-- Start --
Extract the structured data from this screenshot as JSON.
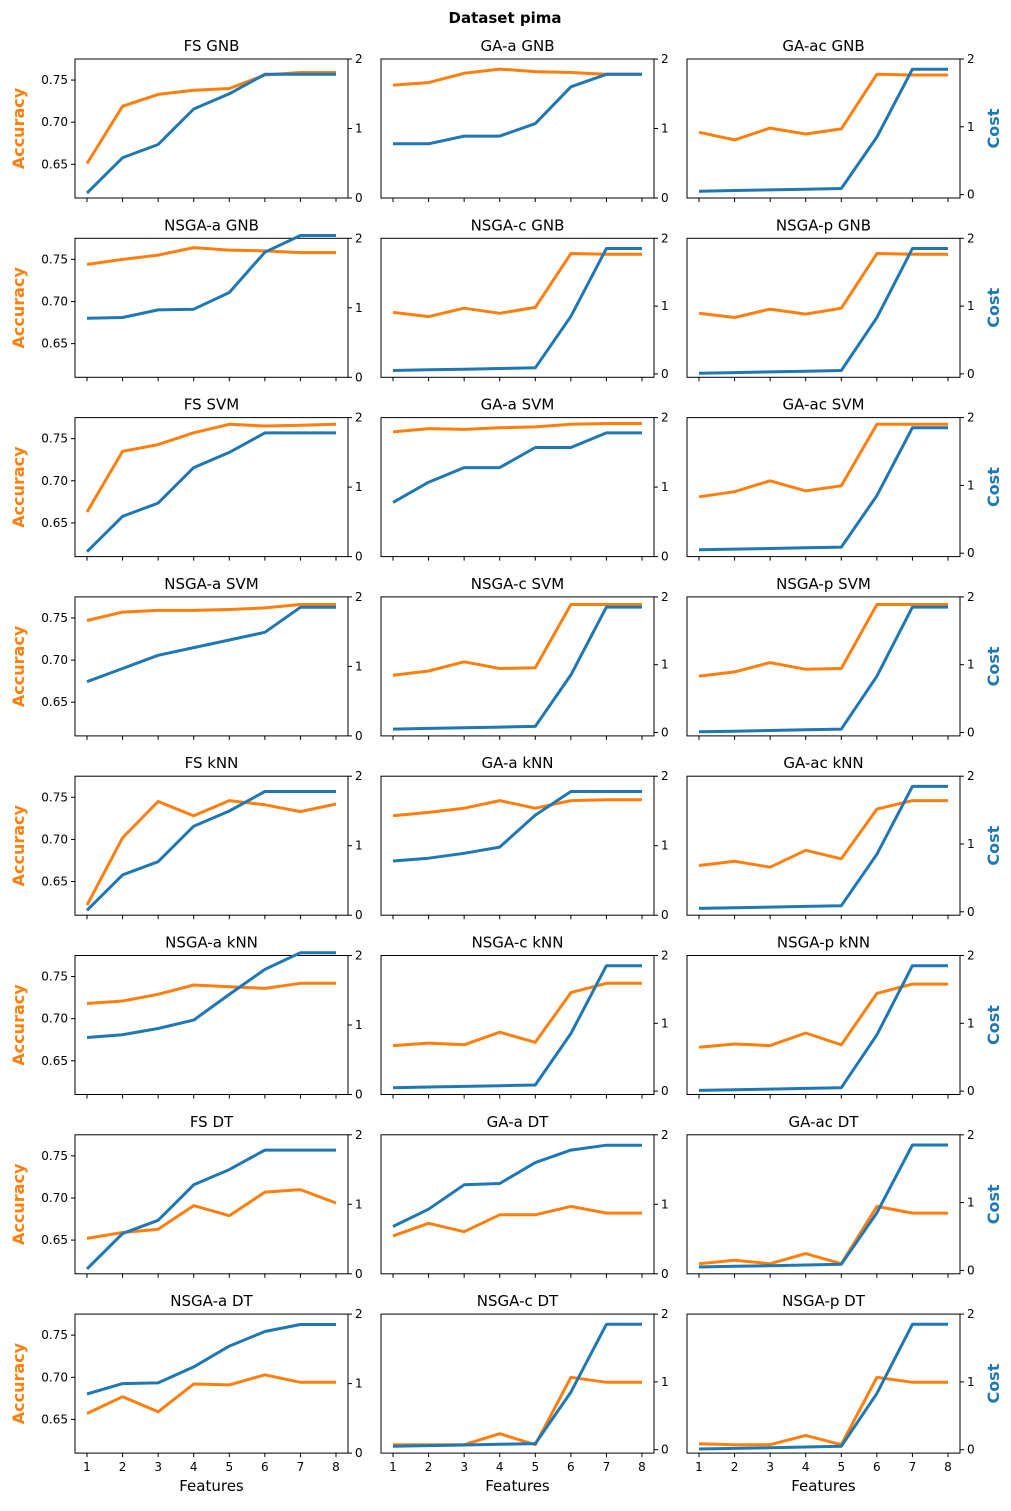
{
  "figure": {
    "title": "Dataset pima",
    "colors": {
      "accuracy": "#ff7f0e",
      "cost": "#1f77b4"
    }
  },
  "chart_data": {
    "type": "line",
    "title": "Dataset pima",
    "x": [
      1,
      2,
      3,
      4,
      5,
      6,
      7,
      8
    ],
    "xlabel": "Features",
    "ylabel_left": "Accuracy",
    "ylabel_right": "Cost",
    "ylim_left": [
      0.61,
      0.775
    ],
    "ylim_right": [
      0,
      2
    ],
    "yticks_left": [
      "0.65",
      "0.70",
      "0.75"
    ],
    "yticks_right": [
      "0",
      "1",
      "2"
    ],
    "right_axis_variants": [
      {
        "ylim": [
          0,
          2
        ]
      },
      {
        "ylim": [
          -0.05,
          2
        ]
      }
    ],
    "grid": false,
    "panels": [
      {
        "title": "FS GNB",
        "right_axis": 0,
        "accuracy": [
          0.651,
          0.719,
          0.733,
          0.738,
          0.74,
          0.756,
          0.759,
          0.759
        ],
        "cost": [
          0.07,
          0.58,
          0.77,
          1.28,
          1.5,
          1.78,
          1.78,
          1.78
        ]
      },
      {
        "title": "GA-a GNB",
        "right_axis": 0,
        "accuracy": [
          0.744,
          0.747,
          0.758,
          0.763,
          0.76,
          0.759,
          0.757,
          0.757
        ],
        "cost": [
          0.78,
          0.78,
          0.89,
          0.89,
          1.07,
          1.6,
          1.78,
          1.78
        ]
      },
      {
        "title": "GA-ac GNB",
        "right_axis": 1,
        "accuracy": [
          0.688,
          0.679,
          0.693,
          0.686,
          0.692,
          0.757,
          0.756,
          0.756
        ],
        "cost": [
          0.05,
          0.06,
          0.07,
          0.08,
          0.09,
          0.85,
          1.85,
          1.85
        ]
      },
      {
        "title": "NSGA-a GNB",
        "right_axis": 0,
        "accuracy": [
          0.744,
          0.75,
          0.755,
          0.764,
          0.761,
          0.76,
          0.758,
          0.758
        ],
        "cost": [
          0.85,
          0.86,
          0.97,
          0.98,
          1.22,
          1.8,
          2.04,
          2.04
        ]
      },
      {
        "title": "NSGA-c GNB",
        "right_axis": 1,
        "accuracy": [
          0.687,
          0.682,
          0.692,
          0.686,
          0.693,
          0.757,
          0.756,
          0.756
        ],
        "cost": [
          0.05,
          0.06,
          0.07,
          0.08,
          0.09,
          0.85,
          1.85,
          1.85
        ]
      },
      {
        "title": "NSGA-p GNB",
        "right_axis": 1,
        "accuracy": [
          0.686,
          0.681,
          0.691,
          0.685,
          0.692,
          0.757,
          0.756,
          0.756
        ],
        "cost": [
          0.01,
          0.02,
          0.03,
          0.04,
          0.05,
          0.83,
          1.85,
          1.85
        ]
      },
      {
        "title": "FS SVM",
        "right_axis": 0,
        "accuracy": [
          0.663,
          0.735,
          0.743,
          0.757,
          0.767,
          0.765,
          0.766,
          0.767
        ],
        "cost": [
          0.07,
          0.58,
          0.77,
          1.28,
          1.5,
          1.78,
          1.78,
          1.78
        ]
      },
      {
        "title": "GA-a SVM",
        "right_axis": 0,
        "accuracy": [
          0.758,
          0.762,
          0.761,
          0.763,
          0.764,
          0.767,
          0.768,
          0.768
        ],
        "cost": [
          0.78,
          1.07,
          1.28,
          1.28,
          1.57,
          1.57,
          1.78,
          1.78
        ]
      },
      {
        "title": "GA-ac SVM",
        "right_axis": 1,
        "accuracy": [
          0.681,
          0.687,
          0.7,
          0.688,
          0.694,
          0.767,
          0.767,
          0.767
        ],
        "cost": [
          0.05,
          0.06,
          0.07,
          0.08,
          0.09,
          0.85,
          1.85,
          1.85
        ]
      },
      {
        "title": "NSGA-a SVM",
        "right_axis": 0,
        "accuracy": [
          0.747,
          0.757,
          0.759,
          0.759,
          0.76,
          0.762,
          0.766,
          0.766
        ],
        "cost": [
          0.78,
          0.97,
          1.16,
          1.27,
          1.38,
          1.49,
          1.85,
          1.85
        ]
      },
      {
        "title": "NSGA-c SVM",
        "right_axis": 1,
        "accuracy": [
          0.682,
          0.687,
          0.698,
          0.69,
          0.691,
          0.766,
          0.766,
          0.766
        ],
        "cost": [
          0.05,
          0.06,
          0.07,
          0.08,
          0.09,
          0.85,
          1.85,
          1.85
        ]
      },
      {
        "title": "NSGA-p SVM",
        "right_axis": 1,
        "accuracy": [
          0.681,
          0.686,
          0.697,
          0.689,
          0.69,
          0.766,
          0.766,
          0.766
        ],
        "cost": [
          0.01,
          0.02,
          0.03,
          0.04,
          0.05,
          0.83,
          1.85,
          1.85
        ]
      },
      {
        "title": "FS kNN",
        "right_axis": 0,
        "accuracy": [
          0.622,
          0.702,
          0.745,
          0.728,
          0.746,
          0.741,
          0.733,
          0.742
        ],
        "cost": [
          0.07,
          0.58,
          0.77,
          1.28,
          1.5,
          1.78,
          1.78,
          1.78
        ]
      },
      {
        "title": "GA-a kNN",
        "right_axis": 0,
        "accuracy": [
          0.728,
          0.732,
          0.737,
          0.746,
          0.737,
          0.746,
          0.747,
          0.747
        ],
        "cost": [
          0.78,
          0.82,
          0.89,
          0.98,
          1.44,
          1.78,
          1.78,
          1.78
        ]
      },
      {
        "title": "GA-ac kNN",
        "right_axis": 1,
        "accuracy": [
          0.669,
          0.674,
          0.667,
          0.687,
          0.677,
          0.736,
          0.746,
          0.746
        ],
        "cost": [
          0.05,
          0.06,
          0.07,
          0.08,
          0.09,
          0.85,
          1.85,
          1.85
        ]
      },
      {
        "title": "NSGA-a kNN",
        "right_axis": 0,
        "accuracy": [
          0.718,
          0.721,
          0.729,
          0.74,
          0.738,
          0.736,
          0.742,
          0.742
        ],
        "cost": [
          0.82,
          0.86,
          0.95,
          1.07,
          1.44,
          1.8,
          2.04,
          2.04
        ]
      },
      {
        "title": "NSGA-c kNN",
        "right_axis": 1,
        "accuracy": [
          0.668,
          0.671,
          0.669,
          0.684,
          0.672,
          0.731,
          0.742,
          0.742
        ],
        "cost": [
          0.05,
          0.06,
          0.07,
          0.08,
          0.09,
          0.85,
          1.85,
          1.85
        ]
      },
      {
        "title": "NSGA-p kNN",
        "right_axis": 1,
        "accuracy": [
          0.666,
          0.67,
          0.668,
          0.683,
          0.669,
          0.73,
          0.741,
          0.741
        ],
        "cost": [
          0.01,
          0.02,
          0.03,
          0.04,
          0.05,
          0.83,
          1.85,
          1.85
        ]
      },
      {
        "title": "FS DT",
        "right_axis": 0,
        "accuracy": [
          0.652,
          0.659,
          0.663,
          0.691,
          0.679,
          0.707,
          0.71,
          0.694
        ],
        "cost": [
          0.07,
          0.58,
          0.77,
          1.28,
          1.5,
          1.78,
          1.78,
          1.78
        ]
      },
      {
        "title": "GA-a DT",
        "right_axis": 0,
        "accuracy": [
          0.655,
          0.67,
          0.66,
          0.68,
          0.68,
          0.69,
          0.682,
          0.682
        ],
        "cost": [
          0.68,
          0.93,
          1.28,
          1.3,
          1.6,
          1.78,
          1.85,
          1.85
        ]
      },
      {
        "title": "GA-ac DT",
        "right_axis": 1,
        "accuracy": [
          0.622,
          0.626,
          0.622,
          0.634,
          0.622,
          0.69,
          0.682,
          0.682
        ],
        "cost": [
          0.05,
          0.06,
          0.07,
          0.08,
          0.09,
          0.85,
          1.85,
          1.85
        ]
      },
      {
        "title": "NSGA-a DT",
        "right_axis": 0,
        "accuracy": [
          0.657,
          0.677,
          0.659,
          0.692,
          0.691,
          0.703,
          0.694,
          0.694
        ],
        "cost": [
          0.85,
          1.0,
          1.01,
          1.24,
          1.54,
          1.75,
          1.85,
          1.85
        ]
      },
      {
        "title": "NSGA-c DT",
        "right_axis": 1,
        "accuracy": [
          0.62,
          0.62,
          0.62,
          0.633,
          0.62,
          0.7,
          0.694,
          0.694
        ],
        "cost": [
          0.05,
          0.06,
          0.07,
          0.08,
          0.09,
          0.85,
          1.85,
          1.85
        ]
      },
      {
        "title": "NSGA-p DT",
        "right_axis": 1,
        "accuracy": [
          0.621,
          0.62,
          0.62,
          0.631,
          0.62,
          0.7,
          0.694,
          0.694
        ],
        "cost": [
          0.01,
          0.02,
          0.03,
          0.04,
          0.05,
          0.83,
          1.85,
          1.85
        ]
      }
    ]
  }
}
-- End --
SET PROBLEM — Pick out the lines above containing the word "NSGA", then copy them.

EXERCISE RESPONSE —
        "title": "NSGA-a GNB",
        "title": "NSGA-c GNB",
        "title": "NSGA-p GNB",
        "title": "NSGA-a SVM",
        "title": "NSGA-c SVM",
        "title": "NSGA-p SVM",
        "title": "NSGA-a kNN",
        "title": "NSGA-c kNN",
        "title": "NSGA-p kNN",
        "title": "NSGA-a DT",
        "title": "NSGA-c DT",
        "title": "NSGA-p DT",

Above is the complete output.